Given exercise
Return the records exactly as they are.

Dataset extract

● ● ●

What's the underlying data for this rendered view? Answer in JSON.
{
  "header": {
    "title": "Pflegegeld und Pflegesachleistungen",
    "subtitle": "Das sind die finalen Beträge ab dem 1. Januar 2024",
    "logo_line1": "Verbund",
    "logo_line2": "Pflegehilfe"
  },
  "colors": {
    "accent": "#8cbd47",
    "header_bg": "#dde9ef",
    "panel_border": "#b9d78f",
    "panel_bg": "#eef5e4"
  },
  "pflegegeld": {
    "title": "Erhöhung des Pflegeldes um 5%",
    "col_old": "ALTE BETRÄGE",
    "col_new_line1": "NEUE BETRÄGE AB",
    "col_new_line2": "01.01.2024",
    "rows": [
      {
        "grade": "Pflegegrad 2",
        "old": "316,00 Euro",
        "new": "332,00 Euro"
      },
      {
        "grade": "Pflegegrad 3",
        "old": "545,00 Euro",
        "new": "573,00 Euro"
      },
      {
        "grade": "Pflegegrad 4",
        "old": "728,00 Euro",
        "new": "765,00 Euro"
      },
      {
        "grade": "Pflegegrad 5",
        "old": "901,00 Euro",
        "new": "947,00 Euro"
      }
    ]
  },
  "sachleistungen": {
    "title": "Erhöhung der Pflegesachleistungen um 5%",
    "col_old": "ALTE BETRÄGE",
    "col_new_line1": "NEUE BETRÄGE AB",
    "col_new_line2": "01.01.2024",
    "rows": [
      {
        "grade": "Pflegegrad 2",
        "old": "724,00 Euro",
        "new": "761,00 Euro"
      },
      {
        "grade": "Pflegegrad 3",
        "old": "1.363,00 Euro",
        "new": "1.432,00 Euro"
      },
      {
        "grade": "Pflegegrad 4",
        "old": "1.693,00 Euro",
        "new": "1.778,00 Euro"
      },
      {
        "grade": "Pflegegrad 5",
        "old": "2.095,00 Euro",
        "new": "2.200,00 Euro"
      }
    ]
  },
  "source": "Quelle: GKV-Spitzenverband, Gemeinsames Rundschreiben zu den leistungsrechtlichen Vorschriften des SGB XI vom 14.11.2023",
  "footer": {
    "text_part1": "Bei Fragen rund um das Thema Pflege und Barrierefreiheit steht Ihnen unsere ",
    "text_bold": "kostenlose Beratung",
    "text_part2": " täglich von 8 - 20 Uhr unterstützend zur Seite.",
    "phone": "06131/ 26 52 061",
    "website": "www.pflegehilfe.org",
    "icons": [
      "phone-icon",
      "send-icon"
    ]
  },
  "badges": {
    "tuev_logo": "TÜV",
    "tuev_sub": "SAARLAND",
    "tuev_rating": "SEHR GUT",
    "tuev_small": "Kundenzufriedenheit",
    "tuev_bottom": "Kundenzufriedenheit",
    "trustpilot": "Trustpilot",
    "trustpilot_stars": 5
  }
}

● ● ●

Solved problem
What's the underlying data for this rendered view? Answer in JSON.
{
  "header": {
    "title": "Pflegegeld und Pflegesachleistungen",
    "subtitle": "Das sind die finalen Beträge ab dem 1. Januar 2024",
    "logo_line1": "Verbund",
    "logo_line2": "Pflegehilfe"
  },
  "colors": {
    "accent": "#8cbd47",
    "header_bg": "#dde9ef",
    "panel_border": "#b9d78f",
    "panel_bg": "#eef5e4"
  },
  "pflegegeld": {
    "title": "Erhöhung des Pflegeldes um 5%",
    "col_old": "ALTE BETRÄGE",
    "col_new_line1": "NEUE BETRÄGE AB",
    "col_new_line2": "01.01.2024",
    "rows": [
      {
        "grade": "Pflegegrad 2",
        "old": "316,00 Euro",
        "new": "332,00 Euro"
      },
      {
        "grade": "Pflegegrad 3",
        "old": "545,00 Euro",
        "new": "573,00 Euro"
      },
      {
        "grade": "Pflegegrad 4",
        "old": "728,00 Euro",
        "new": "765,00 Euro"
      },
      {
        "grade": "Pflegegrad 5",
        "old": "901,00 Euro",
        "new": "947,00 Euro"
      }
    ]
  },
  "sachleistungen": {
    "title": "Erhöhung der Pflegesachleistungen um 5%",
    "col_old": "ALTE BETRÄGE",
    "col_new_line1": "NEUE BETRÄGE AB",
    "col_new_line2": "01.01.2024",
    "rows": [
      {
        "grade": "Pflegegrad 2",
        "old": "724,00 Euro",
        "new": "761,00 Euro"
      },
      {
        "grade": "Pflegegrad 3",
        "old": "1.363,00 Euro",
        "new": "1.432,00 Euro"
      },
      {
        "grade": "Pflegegrad 4",
        "old": "1.693,00 Euro",
        "new": "1.778,00 Euro"
      },
      {
        "grade": "Pflegegrad 5",
        "old": "2.095,00 Euro",
        "new": "2.200,00 Euro"
      }
    ]
  },
  "source": "Quelle: GKV-Spitzenverband, Gemeinsames Rundschreiben zu den leistungsrechtlichen Vorschriften des SGB XI vom 14.11.2023",
  "footer": {
    "text_part1": "Bei Fragen rund um das Thema Pflege und Barrierefreiheit steht Ihnen unsere ",
    "text_bold": "kostenlose Beratung",
    "text_part2": " täglich von 8 - 20 Uhr unterstützend zur Seite.",
    "phone": "06131/ 26 52 061",
    "website": "www.pflegehilfe.org",
    "icons": [
      "phone-icon",
      "send-icon"
    ]
  },
  "badges": {
    "tuev_logo": "TÜV",
    "tuev_sub": "SAARLAND",
    "tuev_rating": "SEHR GUT",
    "tuev_small": "Kundenzufriedenheit",
    "tuev_bottom": "Kundenzufriedenheit",
    "trustpilot": "Trustpilot",
    "trustpilot_stars": 5
  }
}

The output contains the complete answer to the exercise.